§ **WHAT YOU ARE ASKED TO DO**
Each line that follows is to be retyped exactly.

§ **AVAILABLE DATA**
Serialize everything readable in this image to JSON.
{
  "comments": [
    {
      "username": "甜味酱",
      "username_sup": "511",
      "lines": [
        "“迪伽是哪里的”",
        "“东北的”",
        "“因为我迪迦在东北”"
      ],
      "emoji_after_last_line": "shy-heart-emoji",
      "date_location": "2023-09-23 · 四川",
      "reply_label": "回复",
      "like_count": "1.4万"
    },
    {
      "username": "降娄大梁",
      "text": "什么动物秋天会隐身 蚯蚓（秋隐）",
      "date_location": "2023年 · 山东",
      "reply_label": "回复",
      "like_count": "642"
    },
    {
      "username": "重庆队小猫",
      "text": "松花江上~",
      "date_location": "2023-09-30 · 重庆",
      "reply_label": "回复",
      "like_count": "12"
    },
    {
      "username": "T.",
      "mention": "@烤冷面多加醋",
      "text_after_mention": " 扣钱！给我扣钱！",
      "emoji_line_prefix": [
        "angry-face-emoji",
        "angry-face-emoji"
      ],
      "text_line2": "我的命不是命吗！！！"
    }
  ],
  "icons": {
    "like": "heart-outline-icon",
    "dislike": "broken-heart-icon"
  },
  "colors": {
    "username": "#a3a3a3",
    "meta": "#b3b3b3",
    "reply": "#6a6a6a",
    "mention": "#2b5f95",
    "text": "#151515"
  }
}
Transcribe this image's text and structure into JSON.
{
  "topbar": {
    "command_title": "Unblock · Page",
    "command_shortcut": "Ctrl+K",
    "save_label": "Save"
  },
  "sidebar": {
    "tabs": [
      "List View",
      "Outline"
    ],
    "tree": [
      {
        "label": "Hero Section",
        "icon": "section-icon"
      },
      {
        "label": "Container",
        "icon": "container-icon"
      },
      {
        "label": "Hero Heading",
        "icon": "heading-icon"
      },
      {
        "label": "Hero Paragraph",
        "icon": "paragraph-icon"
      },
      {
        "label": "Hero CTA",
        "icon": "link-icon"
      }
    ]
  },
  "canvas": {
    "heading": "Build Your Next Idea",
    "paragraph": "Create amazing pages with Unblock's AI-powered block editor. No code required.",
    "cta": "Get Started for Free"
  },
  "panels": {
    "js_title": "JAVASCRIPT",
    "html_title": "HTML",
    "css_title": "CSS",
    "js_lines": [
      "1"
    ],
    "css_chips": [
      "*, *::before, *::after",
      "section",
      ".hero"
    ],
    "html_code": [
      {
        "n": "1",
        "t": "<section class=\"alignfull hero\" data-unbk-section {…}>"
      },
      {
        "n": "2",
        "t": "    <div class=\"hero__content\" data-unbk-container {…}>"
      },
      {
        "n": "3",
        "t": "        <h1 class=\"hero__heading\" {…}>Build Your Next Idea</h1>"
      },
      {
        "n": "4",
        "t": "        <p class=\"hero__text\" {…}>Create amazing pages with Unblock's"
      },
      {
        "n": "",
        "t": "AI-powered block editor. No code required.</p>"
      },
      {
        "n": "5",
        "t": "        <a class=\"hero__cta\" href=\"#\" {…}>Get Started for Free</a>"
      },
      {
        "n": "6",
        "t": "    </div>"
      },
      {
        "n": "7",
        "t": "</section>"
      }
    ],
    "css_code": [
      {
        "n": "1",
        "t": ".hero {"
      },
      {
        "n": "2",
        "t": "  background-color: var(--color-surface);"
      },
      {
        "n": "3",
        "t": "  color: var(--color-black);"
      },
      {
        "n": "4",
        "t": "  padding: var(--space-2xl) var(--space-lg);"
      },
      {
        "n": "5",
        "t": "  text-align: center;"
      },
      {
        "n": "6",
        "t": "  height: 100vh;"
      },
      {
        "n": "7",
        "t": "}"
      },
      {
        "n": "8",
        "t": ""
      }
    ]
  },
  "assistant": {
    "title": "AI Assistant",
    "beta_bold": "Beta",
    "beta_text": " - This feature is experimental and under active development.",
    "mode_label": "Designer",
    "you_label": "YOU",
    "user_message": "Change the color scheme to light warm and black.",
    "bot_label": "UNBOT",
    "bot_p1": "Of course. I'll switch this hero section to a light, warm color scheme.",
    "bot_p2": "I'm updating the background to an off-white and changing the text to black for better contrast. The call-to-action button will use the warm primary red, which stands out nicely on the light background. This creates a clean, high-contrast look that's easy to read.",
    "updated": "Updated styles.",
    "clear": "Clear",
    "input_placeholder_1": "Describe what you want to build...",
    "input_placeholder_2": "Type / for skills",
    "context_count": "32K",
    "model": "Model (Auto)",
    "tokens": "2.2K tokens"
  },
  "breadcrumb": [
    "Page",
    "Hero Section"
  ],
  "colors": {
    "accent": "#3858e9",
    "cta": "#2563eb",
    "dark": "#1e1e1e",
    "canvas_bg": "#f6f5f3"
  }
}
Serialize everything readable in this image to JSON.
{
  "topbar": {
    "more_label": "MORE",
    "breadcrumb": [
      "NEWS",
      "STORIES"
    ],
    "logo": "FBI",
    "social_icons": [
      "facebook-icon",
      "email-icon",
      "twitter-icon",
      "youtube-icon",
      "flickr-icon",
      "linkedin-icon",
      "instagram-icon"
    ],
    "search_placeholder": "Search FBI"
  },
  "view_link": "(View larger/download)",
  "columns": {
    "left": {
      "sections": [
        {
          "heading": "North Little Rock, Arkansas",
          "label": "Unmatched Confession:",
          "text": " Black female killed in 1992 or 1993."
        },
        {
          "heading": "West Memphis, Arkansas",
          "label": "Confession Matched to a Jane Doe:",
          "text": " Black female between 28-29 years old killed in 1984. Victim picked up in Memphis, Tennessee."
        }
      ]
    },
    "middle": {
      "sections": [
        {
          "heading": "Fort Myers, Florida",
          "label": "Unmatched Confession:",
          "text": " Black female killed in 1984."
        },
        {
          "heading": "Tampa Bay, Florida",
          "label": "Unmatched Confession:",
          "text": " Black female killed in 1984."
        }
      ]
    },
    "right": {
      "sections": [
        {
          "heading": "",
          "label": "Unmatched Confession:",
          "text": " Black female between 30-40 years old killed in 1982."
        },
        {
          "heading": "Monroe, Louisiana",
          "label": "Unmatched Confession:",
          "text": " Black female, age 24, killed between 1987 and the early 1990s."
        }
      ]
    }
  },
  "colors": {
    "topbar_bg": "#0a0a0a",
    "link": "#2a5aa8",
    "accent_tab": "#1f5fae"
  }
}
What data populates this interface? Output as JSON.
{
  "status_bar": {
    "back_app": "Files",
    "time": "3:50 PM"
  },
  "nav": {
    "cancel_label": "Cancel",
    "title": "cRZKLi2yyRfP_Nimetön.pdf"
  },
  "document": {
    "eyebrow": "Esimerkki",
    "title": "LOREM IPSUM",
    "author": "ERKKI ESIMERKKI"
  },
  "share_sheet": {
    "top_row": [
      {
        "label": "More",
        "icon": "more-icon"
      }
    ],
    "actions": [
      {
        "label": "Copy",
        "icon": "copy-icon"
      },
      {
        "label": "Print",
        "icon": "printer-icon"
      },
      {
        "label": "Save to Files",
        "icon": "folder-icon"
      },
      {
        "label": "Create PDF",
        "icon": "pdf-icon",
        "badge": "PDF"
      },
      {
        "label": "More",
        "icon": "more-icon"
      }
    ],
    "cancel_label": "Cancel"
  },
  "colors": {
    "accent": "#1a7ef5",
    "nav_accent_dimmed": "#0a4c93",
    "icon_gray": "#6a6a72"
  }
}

§ **TASK OUTPUT**
Serialize everything readable in this image to JSON.
{
  "comments": [
    {
      "username": "甜味酱",
      "username_sup": "511",
      "lines": [
        "“迪伽是哪里的”",
        "“东北的”",
        "“因为我迪迦在东北”"
      ],
      "emoji_after_last_line": "shy-heart-emoji",
      "date_location": "2023-09-23 · 四川",
      "reply_label": "回复",
      "like_count": "1.4万"
    },
    {
      "username": "降娄大梁",
      "text": "什么动物秋天会隐身 蚯蚓（秋隐）",
      "date_location": "2023年 · 山东",
      "reply_label": "回复",
      "like_count": "642"
    },
    {
      "username": "重庆队小猫",
      "text": "松花江上~",
      "date_location": "2023-09-30 · 重庆",
      "reply_label": "回复",
      "like_count": "12"
    },
    {
      "username": "T.",
      "mention": "@烤冷面多加醋",
      "text_after_mention": " 扣钱！给我扣钱！",
      "emoji_line_prefix": [
        "angry-face-emoji",
        "angry-face-emoji"
      ],
      "text_line2": "我的命不是命吗！！！"
    }
  ],
  "icons": {
    "like": "heart-outline-icon",
    "dislike": "broken-heart-icon"
  },
  "colors": {
    "username": "#a3a3a3",
    "meta": "#b3b3b3",
    "reply": "#6a6a6a",
    "mention": "#2b5f95",
    "text": "#151515"
  }
}
Transcribe this image's text and structure into JSON.
{
  "topbar": {
    "command_title": "Unblock · Page",
    "command_shortcut": "Ctrl+K",
    "save_label": "Save"
  },
  "sidebar": {
    "tabs": [
      "List View",
      "Outline"
    ],
    "tree": [
      {
        "label": "Hero Section",
        "icon": "section-icon"
      },
      {
        "label": "Container",
        "icon": "container-icon"
      },
      {
        "label": "Hero Heading",
        "icon": "heading-icon"
      },
      {
        "label": "Hero Paragraph",
        "icon": "paragraph-icon"
      },
      {
        "label": "Hero CTA",
        "icon": "link-icon"
      }
    ]
  },
  "canvas": {
    "heading": "Build Your Next Idea",
    "paragraph": "Create amazing pages with Unblock's AI-powered block editor. No code required.",
    "cta": "Get Started for Free"
  },
  "panels": {
    "js_title": "JAVASCRIPT",
    "html_title": "HTML",
    "css_title": "CSS",
    "js_lines": [
      "1"
    ],
    "css_chips": [
      "*, *::before, *::after",
      "section",
      ".hero"
    ],
    "html_code": [
      {
        "n": "1",
        "t": "<section class=\"alignfull hero\" data-unbk-section {…}>"
      },
      {
        "n": "2",
        "t": "    <div class=\"hero__content\" data-unbk-container {…}>"
      },
      {
        "n": "3",
        "t": "        <h1 class=\"hero__heading\" {…}>Build Your Next Idea</h1>"
      },
      {
        "n": "4",
        "t": "        <p class=\"hero__text\" {…}>Create amazing pages with Unblock's"
      },
      {
        "n": "",
        "t": "AI-powered block editor. No code required.</p>"
      },
      {
        "n": "5",
        "t": "        <a class=\"hero__cta\" href=\"#\" {…}>Get Started for Free</a>"
      },
      {
        "n": "6",
        "t": "    </div>"
      },
      {
        "n": "7",
        "t": "</section>"
      }
    ],
    "css_code": [
      {
        "n": "1",
        "t": ".hero {"
      },
      {
        "n": "2",
        "t": "  background-color: var(--color-surface);"
      },
      {
        "n": "3",
        "t": "  color: var(--color-black);"
      },
      {
        "n": "4",
        "t": "  padding: var(--space-2xl) var(--space-lg);"
      },
      {
        "n": "5",
        "t": "  text-align: center;"
      },
      {
        "n": "6",
        "t": "  height: 100vh;"
      },
      {
        "n": "7",
        "t": "}"
      },
      {
        "n": "8",
        "t": ""
      }
    ]
  },
  "assistant": {
    "title": "AI Assistant",
    "beta_bold": "Beta",
    "beta_text": " - This feature is experimental and under active development.",
    "mode_label": "Designer",
    "you_label": "YOU",
    "user_message": "Change the color scheme to light warm and black.",
    "bot_label": "UNBOT",
    "bot_p1": "Of course. I'll switch this hero section to a light, warm color scheme.",
    "bot_p2": "I'm updating the background to an off-white and changing the text to black for better contrast. The call-to-action button will use the warm primary red, which stands out nicely on the light background. This creates a clean, high-contrast look that's easy to read.",
    "updated": "Updated styles.",
    "clear": "Clear",
    "input_placeholder_1": "Describe what you want to build...",
    "input_placeholder_2": "Type / for skills",
    "context_count": "32K",
    "model": "Model (Auto)",
    "tokens": "2.2K tokens"
  },
  "breadcrumb": [
    "Page",
    "Hero Section"
  ],
  "colors": {
    "accent": "#3858e9",
    "cta": "#2563eb",
    "dark": "#1e1e1e",
    "canvas_bg": "#f6f5f3"
  }
}
Serialize everything readable in this image to JSON.
{
  "topbar": {
    "more_label": "MORE",
    "breadcrumb": [
      "NEWS",
      "STORIES"
    ],
    "logo": "FBI",
    "social_icons": [
      "facebook-icon",
      "email-icon",
      "twitter-icon",
      "youtube-icon",
      "flickr-icon",
      "linkedin-icon",
      "instagram-icon"
    ],
    "search_placeholder": "Search FBI"
  },
  "view_link": "(View larger/download)",
  "columns": {
    "left": {
      "sections": [
        {
          "heading": "North Little Rock, Arkansas",
          "label": "Unmatched Confession:",
          "text": " Black female killed in 1992 or 1993."
        },
        {
          "heading": "West Memphis, Arkansas",
          "label": "Confession Matched to a Jane Doe:",
          "text": " Black female between 28-29 years old killed in 1984. Victim picked up in Memphis, Tennessee."
        }
      ]
    },
    "middle": {
      "sections": [
        {
          "heading": "Fort Myers, Florida",
          "label": "Unmatched Confession:",
          "text": " Black female killed in 1984."
        },
        {
          "heading": "Tampa Bay, Florida",
          "label": "Unmatched Confession:",
          "text": " Black female killed in 1984."
        }
      ]
    },
    "right": {
      "sections": [
        {
          "heading": "",
          "label": "Unmatched Confession:",
          "text": " Black female between 30-40 years old killed in 1982."
        },
        {
          "heading": "Monroe, Louisiana",
          "label": "Unmatched Confession:",
          "text": " Black female, age 24, killed between 1987 and the early 1990s."
        }
      ]
    }
  },
  "colors": {
    "topbar_bg": "#0a0a0a",
    "link": "#2a5aa8",
    "accent_tab": "#1f5fae"
  }
}
What data populates this interface? Output as JSON.
{
  "status_bar": {
    "back_app": "Files",
    "time": "3:50 PM"
  },
  "nav": {
    "cancel_label": "Cancel",
    "title": "cRZKLi2yyRfP_Nimetön.pdf"
  },
  "document": {
    "eyebrow": "Esimerkki",
    "title": "LOREM IPSUM",
    "author": "ERKKI ESIMERKKI"
  },
  "share_sheet": {
    "top_row": [
      {
        "label": "More",
        "icon": "more-icon"
      }
    ],
    "actions": [
      {
        "label": "Copy",
        "icon": "copy-icon"
      },
      {
        "label": "Print",
        "icon": "printer-icon"
      },
      {
        "label": "Save to Files",
        "icon": "folder-icon"
      },
      {
        "label": "Create PDF",
        "icon": "pdf-icon",
        "badge": "PDF"
      },
      {
        "label": "More",
        "icon": "more-icon"
      }
    ],
    "cancel_label": "Cancel"
  },
  "colors": {
    "accent": "#1a7ef5",
    "nav_accent_dimmed": "#0a4c93",
    "icon_gray": "#6a6a72"
  }
}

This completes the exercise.